Identify and copy all lines of the material where the string "text" is found.

● ● ● ●

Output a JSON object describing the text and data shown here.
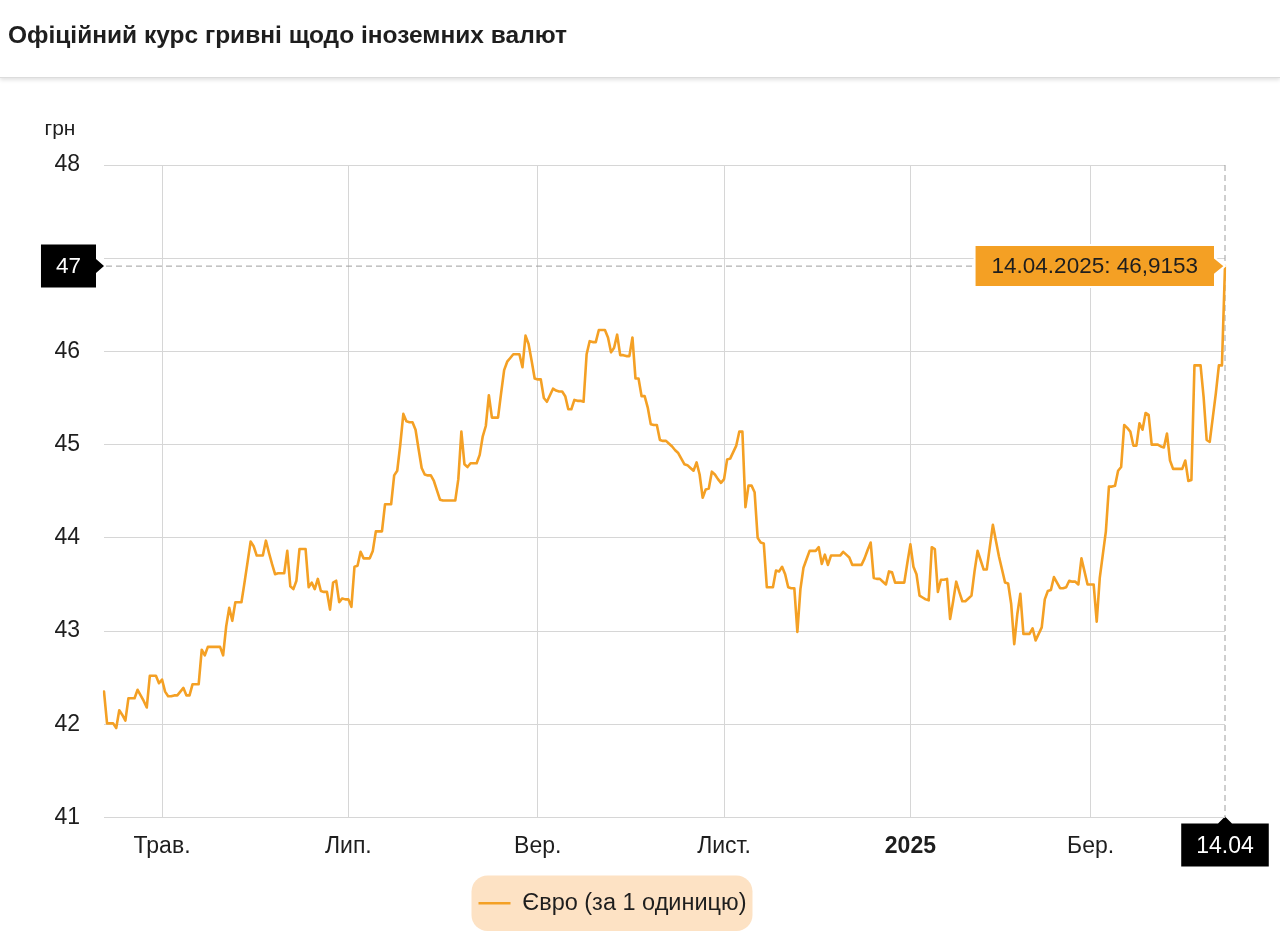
{
  "chart_data": {
    "type": "line",
    "title": "Офіційний курс гривні щодо іноземних валют",
    "ylabel": "грн",
    "categories": [
      null,
      null,
      null,
      null,
      null,
      null,
      null,
      null,
      null,
      null,
      null,
      null,
      null,
      null,
      null,
      null,
      null,
      null,
      null,
      "Трав.",
      null,
      null,
      null,
      null,
      null,
      null,
      null,
      null,
      null,
      null,
      null,
      null,
      null,
      null,
      null,
      null,
      null,
      null,
      null,
      null,
      null,
      null,
      null,
      null,
      null,
      null,
      null,
      null,
      null,
      null,
      null,
      null,
      null,
      null,
      null,
      null,
      null,
      null,
      null,
      null,
      null,
      null,
      null,
      null,
      null,
      null,
      null,
      null,
      null,
      null,
      null,
      null,
      null,
      null,
      null,
      null,
      null,
      null,
      null,
      null,
      "Лип.",
      null,
      null,
      null,
      null,
      null,
      null,
      null,
      null,
      null,
      null,
      null,
      null,
      null,
      null,
      null,
      null,
      null,
      null,
      null,
      null,
      null,
      null,
      null,
      null,
      null,
      null,
      null,
      null,
      null,
      null,
      null,
      null,
      null,
      null,
      null,
      null,
      null,
      null,
      null,
      null,
      null,
      null,
      null,
      null,
      null,
      null,
      null,
      null,
      null,
      null,
      null,
      null,
      null,
      null,
      null,
      null,
      null,
      null,
      null,
      null,
      null,
      "Вер.",
      null,
      null,
      null,
      null,
      null,
      null,
      null,
      null,
      null,
      null,
      null,
      null,
      null,
      null,
      null,
      null,
      null,
      null,
      null,
      null,
      null,
      null,
      null,
      null,
      null,
      null,
      null,
      null,
      null,
      null,
      null,
      null,
      null,
      null,
      null,
      null,
      null,
      null,
      null,
      null,
      null,
      null,
      null,
      null,
      null,
      null,
      null,
      null,
      null,
      null,
      null,
      null,
      null,
      null,
      null,
      null,
      null,
      null,
      null,
      null,
      "Лист.",
      null,
      null,
      null,
      null,
      null,
      null,
      null,
      null,
      null,
      null,
      null,
      null,
      null,
      null,
      null,
      null,
      null,
      null,
      null,
      null,
      null,
      null,
      null,
      null,
      null,
      null,
      null,
      null,
      null,
      null,
      null,
      null,
      null,
      null,
      null,
      null,
      null,
      null,
      null,
      null,
      null,
      null,
      null,
      null,
      null,
      null,
      null,
      null,
      null,
      null,
      null,
      null,
      null,
      null,
      null,
      null,
      null,
      null,
      null,
      null,
      "2025",
      null,
      null,
      null,
      null,
      null,
      null,
      null,
      null,
      null,
      null,
      null,
      null,
      null,
      null,
      null,
      null,
      null,
      null,
      null,
      null,
      null,
      null,
      null,
      null,
      null,
      null,
      null,
      null,
      null,
      null,
      null,
      null,
      null,
      null,
      null,
      null,
      null,
      null,
      null,
      null,
      null,
      null,
      null,
      null,
      null,
      null,
      null,
      null,
      null,
      null,
      null,
      null,
      null,
      null,
      null,
      null,
      null,
      null,
      "Бер.",
      null,
      null,
      null,
      null,
      null,
      null,
      null,
      null,
      null,
      null,
      null,
      null,
      null,
      null,
      null,
      null,
      null,
      null,
      null,
      null,
      null,
      null,
      null,
      null,
      null,
      null,
      null,
      null,
      null,
      null,
      null,
      null,
      null,
      null,
      null,
      null,
      null,
      null,
      null,
      null,
      null,
      null,
      null,
      "14.04"
    ],
    "ylim": [
      41,
      48
    ],
    "yticks": [
      41,
      42,
      43,
      44,
      45,
      46,
      {
        "value": 47,
        "label": null
      },
      48
    ],
    "grid": true,
    "legend": "bottom",
    "marker": "none",
    "line_style": "solid",
    "series": [
      {
        "name": "Євро (за 1 одиницю)",
        "color": "#f4a024",
        "values": [
          42.35,
          42.01,
          42.01,
          42.01,
          41.96,
          42.15,
          42.1,
          42.04,
          42.28,
          42.28,
          42.28,
          42.37,
          42.31,
          42.25,
          42.18,
          42.52,
          42.52,
          42.52,
          42.44,
          42.48,
          42.35,
          42.3,
          42.3,
          42.31,
          42.31,
          42.35,
          42.39,
          42.31,
          42.31,
          42.43,
          42.43,
          42.43,
          42.8,
          42.74,
          42.83,
          42.83,
          42.83,
          42.83,
          42.83,
          42.74,
          43.05,
          43.25,
          43.11,
          43.31,
          43.31,
          43.31,
          43.52,
          43.74,
          43.96,
          43.91,
          43.81,
          43.81,
          43.81,
          43.97,
          43.84,
          43.72,
          43.61,
          43.62,
          43.62,
          43.62,
          43.86,
          43.48,
          43.45,
          43.54,
          43.88,
          43.88,
          43.88,
          43.47,
          43.52,
          43.45,
          43.56,
          43.43,
          43.42,
          43.42,
          43.23,
          43.52,
          43.54,
          43.31,
          43.35,
          43.34,
          43.34,
          43.26,
          43.69,
          43.7,
          43.85,
          43.78,
          43.78,
          43.78,
          43.86,
          44.07,
          44.07,
          44.07,
          44.36,
          44.36,
          44.36,
          44.67,
          44.72,
          45.0,
          45.33,
          45.25,
          45.24,
          45.24,
          45.16,
          44.95,
          44.75,
          44.68,
          44.67,
          44.67,
          44.61,
          44.51,
          44.41,
          44.4,
          44.4,
          44.4,
          44.4,
          44.4,
          44.63,
          45.14,
          44.79,
          44.76,
          44.8,
          44.8,
          44.8,
          44.89,
          45.09,
          45.2,
          45.53,
          45.29,
          45.29,
          45.29,
          45.55,
          45.8,
          45.89,
          45.93,
          45.97,
          45.97,
          45.97,
          45.83,
          46.17,
          46.08,
          45.9,
          45.71,
          45.7,
          45.7,
          45.5,
          45.46,
          45.53,
          45.6,
          45.58,
          45.57,
          45.57,
          45.52,
          45.38,
          45.38,
          45.48,
          45.47,
          45.47,
          45.46,
          45.97,
          46.11,
          46.1,
          46.1,
          46.23,
          46.23,
          46.23,
          46.15,
          45.99,
          46.04,
          46.18,
          45.96,
          45.96,
          45.95,
          45.95,
          46.15,
          45.71,
          45.71,
          45.52,
          45.52,
          45.4,
          45.22,
          45.21,
          45.21,
          45.05,
          45.04,
          45.04,
          45.01,
          44.98,
          44.94,
          44.91,
          44.85,
          44.79,
          44.78,
          44.75,
          44.72,
          44.81,
          44.68,
          44.43,
          44.52,
          44.53,
          44.71,
          44.68,
          44.63,
          44.59,
          44.63,
          44.84,
          44.85,
          44.92,
          44.99,
          45.14,
          45.14,
          44.33,
          44.56,
          44.56,
          44.49,
          44.0,
          43.95,
          43.94,
          43.47,
          43.47,
          43.47,
          43.65,
          43.64,
          43.69,
          43.61,
          43.47,
          43.46,
          43.46,
          42.99,
          43.45,
          43.68,
          43.77,
          43.86,
          43.86,
          43.86,
          43.9,
          43.72,
          43.82,
          43.71,
          43.81,
          43.81,
          43.81,
          43.81,
          43.85,
          43.82,
          43.79,
          43.71,
          43.71,
          43.71,
          43.71,
          43.78,
          43.87,
          43.95,
          43.57,
          43.56,
          43.56,
          43.53,
          43.5,
          43.64,
          43.63,
          43.52,
          43.52,
          43.52,
          43.52,
          43.73,
          43.93,
          43.69,
          43.61,
          43.38,
          43.36,
          43.34,
          43.33,
          43.9,
          43.88,
          43.42,
          43.55,
          43.55,
          43.56,
          43.13,
          43.32,
          43.53,
          43.42,
          43.32,
          43.32,
          43.35,
          43.38,
          43.64,
          43.86,
          43.76,
          43.66,
          43.66,
          43.9,
          44.14,
          43.97,
          43.8,
          43.66,
          43.52,
          43.51,
          43.29,
          42.86,
          43.18,
          43.4,
          42.97,
          42.97,
          42.97,
          43.03,
          42.9,
          42.97,
          43.04,
          43.34,
          43.43,
          43.44,
          43.58,
          43.52,
          43.46,
          43.46,
          43.47,
          43.54,
          43.53,
          43.53,
          43.5,
          43.78,
          43.64,
          43.5,
          43.5,
          43.5,
          43.1,
          43.57,
          43.82,
          44.07,
          44.55,
          44.55,
          44.56,
          44.72,
          44.76,
          45.21,
          45.18,
          45.14,
          44.99,
          44.99,
          45.23,
          45.16,
          45.34,
          45.32,
          45.0,
          45.0,
          45.0,
          44.98,
          44.97,
          45.12,
          44.83,
          44.74,
          44.74,
          44.74,
          44.74,
          44.83,
          44.61,
          44.62,
          45.85,
          45.85,
          45.85,
          45.51,
          45.05,
          45.03,
          45.29,
          45.55,
          45.85,
          45.85,
          46.9153
        ]
      }
    ],
    "ref_lines": [
      {
        "axis": "x",
        "value": "14.04",
        "line_style": "dashed",
        "color": "#9e9e9e"
      },
      {
        "axis": "y",
        "value": 46.9153,
        "label": "47",
        "line_style": "dashed",
        "color": "#9e9e9e"
      }
    ],
    "annotations": [
      {
        "text": "14.04.2025: 46,9153",
        "x": "14.04",
        "y": 46.9153
      }
    ]
  }
}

● ● ● ●

_Finished exercise:_
Output a JSON object describing the text and data shown here.
        "text": "14.04.2025: 46,9153",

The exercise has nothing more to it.